*What is expected*
Reply with one number only, the count of lines holding the string "TCHN".

..........

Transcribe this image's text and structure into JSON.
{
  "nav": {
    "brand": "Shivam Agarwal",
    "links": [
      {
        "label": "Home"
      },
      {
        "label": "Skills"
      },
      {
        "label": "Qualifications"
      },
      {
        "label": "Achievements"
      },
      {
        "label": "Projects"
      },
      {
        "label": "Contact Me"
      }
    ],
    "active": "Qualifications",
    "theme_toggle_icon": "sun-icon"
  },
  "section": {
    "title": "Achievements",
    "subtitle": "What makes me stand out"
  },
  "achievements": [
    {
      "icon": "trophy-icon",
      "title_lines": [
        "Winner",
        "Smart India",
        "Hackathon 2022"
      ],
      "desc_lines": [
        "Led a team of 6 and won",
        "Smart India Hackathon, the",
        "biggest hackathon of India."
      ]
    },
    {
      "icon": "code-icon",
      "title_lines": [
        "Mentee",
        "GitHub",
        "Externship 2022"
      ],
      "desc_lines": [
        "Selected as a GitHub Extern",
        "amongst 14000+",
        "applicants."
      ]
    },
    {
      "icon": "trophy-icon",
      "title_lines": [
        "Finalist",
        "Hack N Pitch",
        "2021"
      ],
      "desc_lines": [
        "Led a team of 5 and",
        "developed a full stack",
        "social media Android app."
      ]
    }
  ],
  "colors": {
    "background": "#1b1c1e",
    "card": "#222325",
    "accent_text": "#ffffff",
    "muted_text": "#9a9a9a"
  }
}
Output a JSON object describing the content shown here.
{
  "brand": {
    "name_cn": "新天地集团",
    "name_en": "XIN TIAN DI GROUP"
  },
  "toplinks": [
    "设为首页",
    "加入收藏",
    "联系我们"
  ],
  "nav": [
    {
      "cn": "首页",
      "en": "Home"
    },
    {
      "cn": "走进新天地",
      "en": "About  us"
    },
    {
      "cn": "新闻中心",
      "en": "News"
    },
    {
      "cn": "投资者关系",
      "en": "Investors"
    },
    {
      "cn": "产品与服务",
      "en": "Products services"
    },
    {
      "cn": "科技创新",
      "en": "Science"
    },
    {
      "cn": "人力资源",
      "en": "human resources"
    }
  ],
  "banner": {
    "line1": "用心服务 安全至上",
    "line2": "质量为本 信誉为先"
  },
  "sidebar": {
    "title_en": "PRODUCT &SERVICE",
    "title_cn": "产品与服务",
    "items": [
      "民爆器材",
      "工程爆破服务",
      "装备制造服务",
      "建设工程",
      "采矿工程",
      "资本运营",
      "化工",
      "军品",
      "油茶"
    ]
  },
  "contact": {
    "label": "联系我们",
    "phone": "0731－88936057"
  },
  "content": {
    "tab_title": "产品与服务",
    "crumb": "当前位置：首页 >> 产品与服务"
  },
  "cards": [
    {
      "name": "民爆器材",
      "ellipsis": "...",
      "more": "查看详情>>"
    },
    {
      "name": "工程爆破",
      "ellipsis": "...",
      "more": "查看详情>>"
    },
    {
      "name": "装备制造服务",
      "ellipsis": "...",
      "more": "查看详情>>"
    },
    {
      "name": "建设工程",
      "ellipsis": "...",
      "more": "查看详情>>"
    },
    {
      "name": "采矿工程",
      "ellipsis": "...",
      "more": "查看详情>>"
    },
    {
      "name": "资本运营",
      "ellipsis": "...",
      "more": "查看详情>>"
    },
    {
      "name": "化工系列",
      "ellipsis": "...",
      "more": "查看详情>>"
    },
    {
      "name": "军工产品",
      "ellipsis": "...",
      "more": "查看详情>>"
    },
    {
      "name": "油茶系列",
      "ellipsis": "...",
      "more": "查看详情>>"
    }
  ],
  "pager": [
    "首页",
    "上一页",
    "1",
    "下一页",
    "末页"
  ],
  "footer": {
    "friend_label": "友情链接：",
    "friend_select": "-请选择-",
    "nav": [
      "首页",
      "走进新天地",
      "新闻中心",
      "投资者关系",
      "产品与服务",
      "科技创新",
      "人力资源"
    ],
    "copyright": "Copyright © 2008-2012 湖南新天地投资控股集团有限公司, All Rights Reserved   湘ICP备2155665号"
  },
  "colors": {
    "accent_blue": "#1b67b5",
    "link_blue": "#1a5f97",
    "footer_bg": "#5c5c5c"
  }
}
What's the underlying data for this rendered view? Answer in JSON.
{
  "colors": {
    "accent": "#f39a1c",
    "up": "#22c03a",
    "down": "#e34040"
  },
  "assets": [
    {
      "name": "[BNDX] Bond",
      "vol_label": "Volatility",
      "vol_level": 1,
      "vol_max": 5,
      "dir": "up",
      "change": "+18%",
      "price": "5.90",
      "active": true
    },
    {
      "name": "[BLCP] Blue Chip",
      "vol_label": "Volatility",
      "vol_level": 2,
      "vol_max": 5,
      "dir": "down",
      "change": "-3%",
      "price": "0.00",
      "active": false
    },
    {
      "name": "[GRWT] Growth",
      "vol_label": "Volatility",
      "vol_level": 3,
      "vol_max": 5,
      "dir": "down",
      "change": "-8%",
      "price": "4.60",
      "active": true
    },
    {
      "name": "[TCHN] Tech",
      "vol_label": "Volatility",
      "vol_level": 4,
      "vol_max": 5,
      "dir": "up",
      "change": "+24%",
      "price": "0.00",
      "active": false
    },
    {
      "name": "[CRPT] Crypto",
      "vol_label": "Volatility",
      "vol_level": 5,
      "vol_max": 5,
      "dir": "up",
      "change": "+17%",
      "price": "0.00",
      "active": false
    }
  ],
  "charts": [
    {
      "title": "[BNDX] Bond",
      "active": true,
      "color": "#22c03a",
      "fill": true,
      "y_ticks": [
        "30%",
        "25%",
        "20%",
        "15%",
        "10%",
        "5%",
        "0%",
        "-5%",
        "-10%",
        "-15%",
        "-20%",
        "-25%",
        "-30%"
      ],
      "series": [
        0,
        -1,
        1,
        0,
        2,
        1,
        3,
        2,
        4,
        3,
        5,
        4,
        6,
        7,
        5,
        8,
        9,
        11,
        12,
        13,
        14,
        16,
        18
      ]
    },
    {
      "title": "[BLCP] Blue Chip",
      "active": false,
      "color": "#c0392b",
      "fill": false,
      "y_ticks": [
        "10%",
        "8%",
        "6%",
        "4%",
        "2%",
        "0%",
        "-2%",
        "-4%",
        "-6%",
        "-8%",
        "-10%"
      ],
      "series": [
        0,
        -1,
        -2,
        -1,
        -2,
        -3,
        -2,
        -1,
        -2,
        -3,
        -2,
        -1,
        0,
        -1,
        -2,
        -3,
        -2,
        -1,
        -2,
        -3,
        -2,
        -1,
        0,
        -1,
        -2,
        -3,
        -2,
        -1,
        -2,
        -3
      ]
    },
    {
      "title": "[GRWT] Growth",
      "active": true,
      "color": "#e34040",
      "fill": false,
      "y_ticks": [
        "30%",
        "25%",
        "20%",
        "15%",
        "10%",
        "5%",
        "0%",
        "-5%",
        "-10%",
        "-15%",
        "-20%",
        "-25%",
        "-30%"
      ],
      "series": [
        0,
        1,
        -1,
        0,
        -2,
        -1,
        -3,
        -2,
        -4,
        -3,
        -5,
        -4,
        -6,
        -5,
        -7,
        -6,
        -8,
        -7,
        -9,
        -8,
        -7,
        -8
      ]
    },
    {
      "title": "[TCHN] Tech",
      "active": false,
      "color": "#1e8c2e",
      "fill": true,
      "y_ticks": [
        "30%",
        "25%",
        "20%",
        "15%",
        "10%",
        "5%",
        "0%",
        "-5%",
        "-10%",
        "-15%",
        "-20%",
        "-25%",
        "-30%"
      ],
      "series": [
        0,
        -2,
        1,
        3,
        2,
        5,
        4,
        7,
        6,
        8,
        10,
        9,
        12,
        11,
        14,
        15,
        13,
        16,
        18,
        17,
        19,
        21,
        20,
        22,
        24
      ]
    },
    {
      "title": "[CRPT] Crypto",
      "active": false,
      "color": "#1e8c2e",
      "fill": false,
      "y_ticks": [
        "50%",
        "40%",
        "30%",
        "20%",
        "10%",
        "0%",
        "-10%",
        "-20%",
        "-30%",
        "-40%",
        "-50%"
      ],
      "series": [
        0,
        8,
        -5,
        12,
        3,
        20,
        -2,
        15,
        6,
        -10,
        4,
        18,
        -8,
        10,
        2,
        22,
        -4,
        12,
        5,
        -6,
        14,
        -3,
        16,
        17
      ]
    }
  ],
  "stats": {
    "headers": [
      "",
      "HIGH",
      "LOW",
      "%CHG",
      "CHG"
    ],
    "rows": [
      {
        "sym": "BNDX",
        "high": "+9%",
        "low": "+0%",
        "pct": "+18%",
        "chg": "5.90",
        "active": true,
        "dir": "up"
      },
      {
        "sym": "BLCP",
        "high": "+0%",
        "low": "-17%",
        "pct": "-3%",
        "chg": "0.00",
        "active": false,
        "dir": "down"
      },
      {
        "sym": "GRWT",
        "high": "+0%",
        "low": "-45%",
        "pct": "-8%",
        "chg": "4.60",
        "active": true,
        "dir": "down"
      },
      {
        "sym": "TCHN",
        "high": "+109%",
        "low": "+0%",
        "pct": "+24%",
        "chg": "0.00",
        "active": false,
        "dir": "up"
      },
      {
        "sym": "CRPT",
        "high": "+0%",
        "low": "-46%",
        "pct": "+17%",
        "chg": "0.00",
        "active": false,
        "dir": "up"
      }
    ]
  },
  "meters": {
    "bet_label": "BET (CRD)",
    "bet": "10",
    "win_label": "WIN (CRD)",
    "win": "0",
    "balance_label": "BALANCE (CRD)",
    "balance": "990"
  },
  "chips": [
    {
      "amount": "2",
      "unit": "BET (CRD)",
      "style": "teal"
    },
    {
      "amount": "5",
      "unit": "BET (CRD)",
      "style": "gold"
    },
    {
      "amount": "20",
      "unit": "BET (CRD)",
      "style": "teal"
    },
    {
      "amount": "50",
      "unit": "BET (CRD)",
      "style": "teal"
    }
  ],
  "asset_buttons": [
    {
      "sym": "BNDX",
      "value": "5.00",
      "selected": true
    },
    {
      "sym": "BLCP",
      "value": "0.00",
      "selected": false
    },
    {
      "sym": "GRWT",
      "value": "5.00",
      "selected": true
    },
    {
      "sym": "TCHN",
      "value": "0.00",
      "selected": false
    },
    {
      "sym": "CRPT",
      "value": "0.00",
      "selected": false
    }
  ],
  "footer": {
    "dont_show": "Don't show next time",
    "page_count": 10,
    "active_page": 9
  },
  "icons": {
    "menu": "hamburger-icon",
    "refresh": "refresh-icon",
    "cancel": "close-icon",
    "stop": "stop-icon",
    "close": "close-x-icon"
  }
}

..........

*The solution*
4